- _Problem statement_: Count the lines in the records below that contain the string "logo", and reply with the number alone.

- _Exercise materials_:
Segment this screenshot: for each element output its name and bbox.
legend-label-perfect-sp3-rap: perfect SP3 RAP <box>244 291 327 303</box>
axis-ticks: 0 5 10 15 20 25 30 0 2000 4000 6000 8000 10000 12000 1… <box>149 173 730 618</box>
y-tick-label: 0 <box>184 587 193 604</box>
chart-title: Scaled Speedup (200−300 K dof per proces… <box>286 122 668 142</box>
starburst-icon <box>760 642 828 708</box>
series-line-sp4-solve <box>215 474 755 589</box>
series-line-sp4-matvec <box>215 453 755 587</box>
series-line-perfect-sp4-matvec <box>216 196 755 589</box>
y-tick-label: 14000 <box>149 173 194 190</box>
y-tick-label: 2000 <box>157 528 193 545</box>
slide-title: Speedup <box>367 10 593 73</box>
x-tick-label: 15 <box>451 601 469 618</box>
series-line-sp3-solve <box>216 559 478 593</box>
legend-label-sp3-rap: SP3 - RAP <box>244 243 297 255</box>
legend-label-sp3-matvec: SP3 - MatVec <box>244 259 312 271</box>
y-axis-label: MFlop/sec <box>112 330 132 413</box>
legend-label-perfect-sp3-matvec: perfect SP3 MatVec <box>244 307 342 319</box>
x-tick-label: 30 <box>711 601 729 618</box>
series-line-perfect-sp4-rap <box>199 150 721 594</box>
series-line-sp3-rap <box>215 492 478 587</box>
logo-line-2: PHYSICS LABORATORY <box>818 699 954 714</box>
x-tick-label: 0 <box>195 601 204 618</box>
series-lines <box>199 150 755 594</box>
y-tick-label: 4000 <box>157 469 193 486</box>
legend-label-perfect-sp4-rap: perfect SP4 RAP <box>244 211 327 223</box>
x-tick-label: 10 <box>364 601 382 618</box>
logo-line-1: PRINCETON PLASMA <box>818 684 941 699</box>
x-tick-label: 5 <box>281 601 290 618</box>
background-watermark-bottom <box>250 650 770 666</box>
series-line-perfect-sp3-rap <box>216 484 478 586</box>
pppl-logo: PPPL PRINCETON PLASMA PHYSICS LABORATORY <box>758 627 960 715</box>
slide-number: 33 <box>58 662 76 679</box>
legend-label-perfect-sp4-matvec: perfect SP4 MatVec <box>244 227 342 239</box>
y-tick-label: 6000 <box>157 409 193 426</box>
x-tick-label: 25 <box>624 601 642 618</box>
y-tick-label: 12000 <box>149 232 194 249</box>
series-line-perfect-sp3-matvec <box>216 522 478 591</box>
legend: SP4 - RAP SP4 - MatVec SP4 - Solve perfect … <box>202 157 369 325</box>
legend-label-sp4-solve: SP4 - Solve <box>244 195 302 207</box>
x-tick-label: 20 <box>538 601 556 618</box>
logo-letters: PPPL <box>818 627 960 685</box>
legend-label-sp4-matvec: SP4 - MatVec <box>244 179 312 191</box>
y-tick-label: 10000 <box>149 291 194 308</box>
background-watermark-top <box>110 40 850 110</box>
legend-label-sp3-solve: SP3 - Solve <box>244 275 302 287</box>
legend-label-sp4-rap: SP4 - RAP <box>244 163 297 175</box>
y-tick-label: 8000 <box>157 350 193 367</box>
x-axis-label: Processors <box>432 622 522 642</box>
--
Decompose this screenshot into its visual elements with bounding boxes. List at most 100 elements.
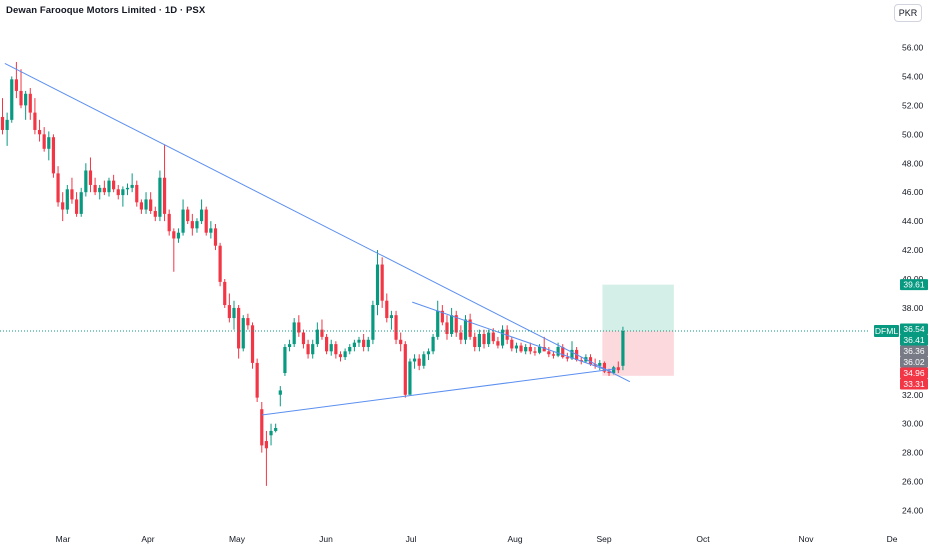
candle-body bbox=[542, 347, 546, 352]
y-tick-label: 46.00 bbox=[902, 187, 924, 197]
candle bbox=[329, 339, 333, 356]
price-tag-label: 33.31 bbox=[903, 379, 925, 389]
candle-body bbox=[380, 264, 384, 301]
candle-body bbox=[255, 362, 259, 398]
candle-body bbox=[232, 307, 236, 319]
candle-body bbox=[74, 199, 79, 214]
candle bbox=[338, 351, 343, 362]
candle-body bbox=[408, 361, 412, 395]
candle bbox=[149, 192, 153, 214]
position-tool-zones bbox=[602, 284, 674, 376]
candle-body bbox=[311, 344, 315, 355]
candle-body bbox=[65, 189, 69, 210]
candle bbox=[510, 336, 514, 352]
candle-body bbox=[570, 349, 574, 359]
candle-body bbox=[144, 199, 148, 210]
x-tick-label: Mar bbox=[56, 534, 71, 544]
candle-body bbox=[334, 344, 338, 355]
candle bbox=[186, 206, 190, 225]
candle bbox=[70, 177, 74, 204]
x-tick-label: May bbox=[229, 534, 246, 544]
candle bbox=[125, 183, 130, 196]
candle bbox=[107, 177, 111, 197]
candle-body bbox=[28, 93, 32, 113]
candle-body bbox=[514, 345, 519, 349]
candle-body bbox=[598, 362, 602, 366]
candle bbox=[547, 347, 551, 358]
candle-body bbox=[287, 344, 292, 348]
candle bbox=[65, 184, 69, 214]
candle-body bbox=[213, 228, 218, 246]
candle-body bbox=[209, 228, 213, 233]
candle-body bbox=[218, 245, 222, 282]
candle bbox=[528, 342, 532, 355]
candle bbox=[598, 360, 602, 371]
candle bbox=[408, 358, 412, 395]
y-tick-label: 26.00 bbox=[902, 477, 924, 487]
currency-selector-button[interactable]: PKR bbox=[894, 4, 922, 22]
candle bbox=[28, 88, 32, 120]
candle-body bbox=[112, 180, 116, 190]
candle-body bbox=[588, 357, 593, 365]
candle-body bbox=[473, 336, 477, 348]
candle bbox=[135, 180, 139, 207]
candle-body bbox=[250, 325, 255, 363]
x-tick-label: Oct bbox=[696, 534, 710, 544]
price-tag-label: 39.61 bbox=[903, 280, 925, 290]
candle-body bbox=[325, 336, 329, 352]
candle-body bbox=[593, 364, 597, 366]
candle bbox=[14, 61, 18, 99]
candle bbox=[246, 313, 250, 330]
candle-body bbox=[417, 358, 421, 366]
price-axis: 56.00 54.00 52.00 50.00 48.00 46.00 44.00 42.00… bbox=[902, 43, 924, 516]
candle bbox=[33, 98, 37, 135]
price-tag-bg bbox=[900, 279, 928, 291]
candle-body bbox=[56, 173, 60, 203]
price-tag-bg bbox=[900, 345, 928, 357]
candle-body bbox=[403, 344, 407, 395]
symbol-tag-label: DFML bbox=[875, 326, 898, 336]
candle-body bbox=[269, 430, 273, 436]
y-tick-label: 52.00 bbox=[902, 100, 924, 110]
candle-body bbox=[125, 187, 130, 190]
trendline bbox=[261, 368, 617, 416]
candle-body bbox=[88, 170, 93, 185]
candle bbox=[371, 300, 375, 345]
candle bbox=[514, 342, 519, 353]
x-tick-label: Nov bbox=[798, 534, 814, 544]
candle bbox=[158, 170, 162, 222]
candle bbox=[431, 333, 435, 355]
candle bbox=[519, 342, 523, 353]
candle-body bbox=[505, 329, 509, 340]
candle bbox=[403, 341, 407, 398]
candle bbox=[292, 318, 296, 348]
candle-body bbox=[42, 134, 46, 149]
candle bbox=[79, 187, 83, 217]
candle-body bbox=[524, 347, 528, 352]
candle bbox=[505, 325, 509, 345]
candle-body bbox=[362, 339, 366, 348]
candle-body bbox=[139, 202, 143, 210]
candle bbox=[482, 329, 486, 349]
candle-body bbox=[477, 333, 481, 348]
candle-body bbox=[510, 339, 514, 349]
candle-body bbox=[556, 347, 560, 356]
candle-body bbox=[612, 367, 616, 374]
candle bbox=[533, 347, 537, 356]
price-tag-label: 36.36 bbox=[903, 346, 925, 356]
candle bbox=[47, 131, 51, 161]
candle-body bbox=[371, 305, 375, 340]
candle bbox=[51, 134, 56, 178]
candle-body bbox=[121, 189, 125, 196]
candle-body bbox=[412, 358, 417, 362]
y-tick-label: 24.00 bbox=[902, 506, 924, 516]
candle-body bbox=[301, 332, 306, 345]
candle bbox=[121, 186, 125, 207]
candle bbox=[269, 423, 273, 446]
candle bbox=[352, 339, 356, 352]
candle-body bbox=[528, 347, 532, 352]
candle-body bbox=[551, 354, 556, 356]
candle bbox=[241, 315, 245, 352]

- _The result_: 4